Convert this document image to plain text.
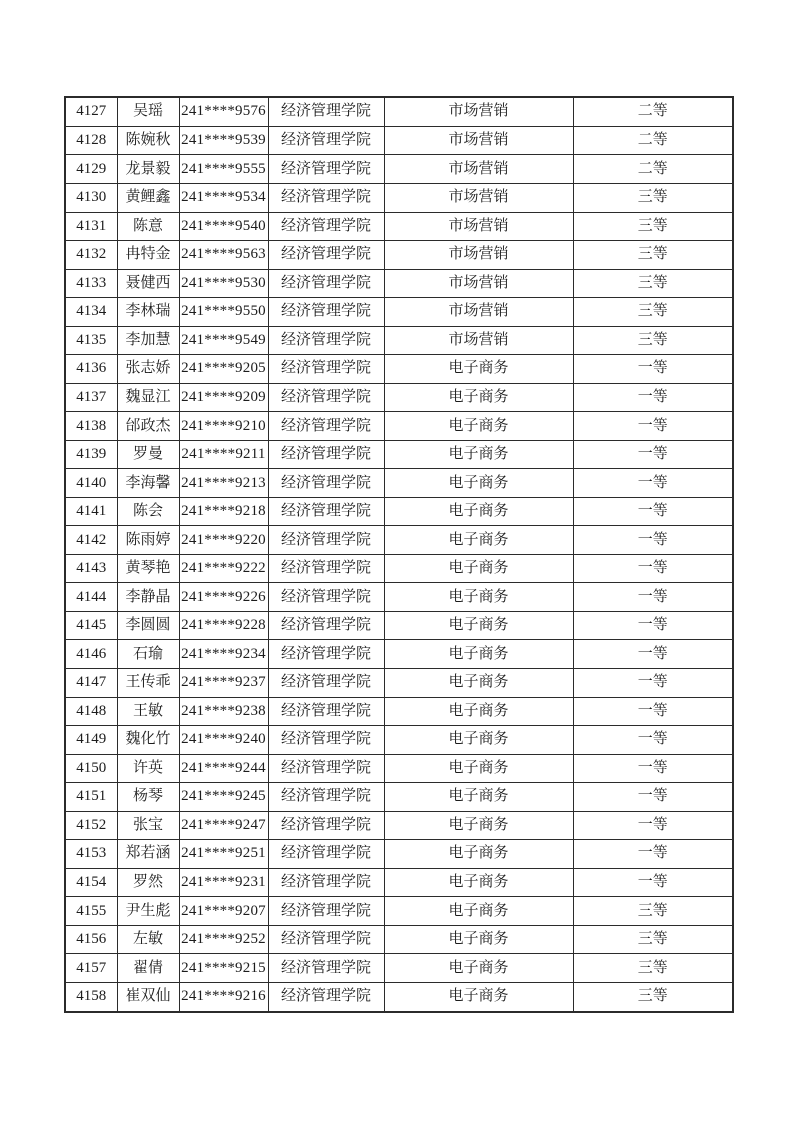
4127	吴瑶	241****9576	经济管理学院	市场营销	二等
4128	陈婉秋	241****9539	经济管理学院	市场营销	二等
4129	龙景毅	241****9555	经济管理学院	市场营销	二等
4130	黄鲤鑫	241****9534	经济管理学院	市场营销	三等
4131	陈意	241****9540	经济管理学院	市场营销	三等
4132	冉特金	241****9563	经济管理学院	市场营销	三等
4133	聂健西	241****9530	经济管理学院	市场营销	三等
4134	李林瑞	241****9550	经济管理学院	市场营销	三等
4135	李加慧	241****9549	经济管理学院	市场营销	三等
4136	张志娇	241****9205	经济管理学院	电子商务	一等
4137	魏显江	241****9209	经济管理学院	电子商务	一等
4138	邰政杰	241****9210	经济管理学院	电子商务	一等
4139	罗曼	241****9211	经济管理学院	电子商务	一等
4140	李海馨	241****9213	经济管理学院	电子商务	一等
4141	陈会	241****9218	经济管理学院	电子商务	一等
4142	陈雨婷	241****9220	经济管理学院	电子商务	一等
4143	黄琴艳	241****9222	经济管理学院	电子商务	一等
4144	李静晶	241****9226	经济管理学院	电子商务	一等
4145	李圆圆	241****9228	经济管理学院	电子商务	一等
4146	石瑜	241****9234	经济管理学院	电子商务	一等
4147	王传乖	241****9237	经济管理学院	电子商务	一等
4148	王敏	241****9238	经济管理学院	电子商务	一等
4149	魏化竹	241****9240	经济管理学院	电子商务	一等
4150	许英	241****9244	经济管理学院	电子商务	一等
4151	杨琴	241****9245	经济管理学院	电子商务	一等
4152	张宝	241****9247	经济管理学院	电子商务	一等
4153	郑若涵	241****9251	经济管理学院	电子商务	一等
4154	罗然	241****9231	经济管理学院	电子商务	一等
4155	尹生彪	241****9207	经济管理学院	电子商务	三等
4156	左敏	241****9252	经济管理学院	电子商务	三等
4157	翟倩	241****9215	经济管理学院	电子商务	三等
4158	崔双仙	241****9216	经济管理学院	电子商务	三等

○ ○ ○

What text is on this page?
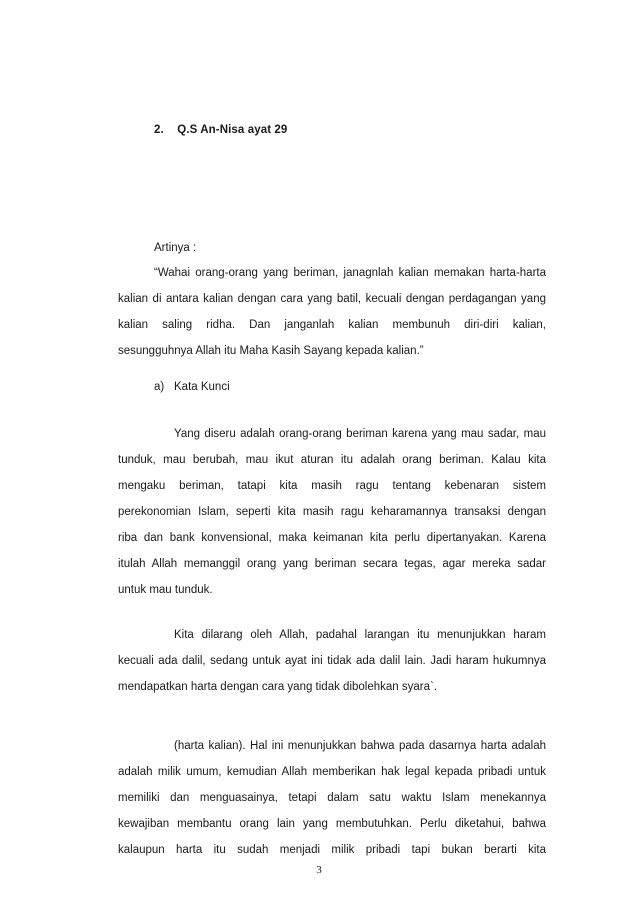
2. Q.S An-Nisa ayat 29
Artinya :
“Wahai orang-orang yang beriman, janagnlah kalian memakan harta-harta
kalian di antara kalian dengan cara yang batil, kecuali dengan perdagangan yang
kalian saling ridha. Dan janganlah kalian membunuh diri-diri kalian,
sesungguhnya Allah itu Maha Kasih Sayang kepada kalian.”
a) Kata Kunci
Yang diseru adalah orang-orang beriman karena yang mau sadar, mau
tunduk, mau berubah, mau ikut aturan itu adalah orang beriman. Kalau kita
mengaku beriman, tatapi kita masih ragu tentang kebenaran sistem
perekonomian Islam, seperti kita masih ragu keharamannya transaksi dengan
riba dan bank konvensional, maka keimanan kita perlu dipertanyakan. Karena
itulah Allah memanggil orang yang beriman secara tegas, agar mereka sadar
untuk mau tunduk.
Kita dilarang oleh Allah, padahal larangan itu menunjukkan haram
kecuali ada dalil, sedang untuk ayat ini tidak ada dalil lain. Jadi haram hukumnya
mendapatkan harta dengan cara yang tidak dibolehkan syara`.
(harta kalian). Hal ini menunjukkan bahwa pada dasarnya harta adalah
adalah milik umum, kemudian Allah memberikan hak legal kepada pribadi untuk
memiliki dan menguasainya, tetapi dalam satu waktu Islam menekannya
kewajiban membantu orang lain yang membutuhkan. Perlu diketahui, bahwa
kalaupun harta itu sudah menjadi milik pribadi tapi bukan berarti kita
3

○ ○ ○

TASK GOAL -
Among the lines of the listing, how many hold the string "tidak"? Respond with only the number.

ANSWER TO THE PROBLEM -
2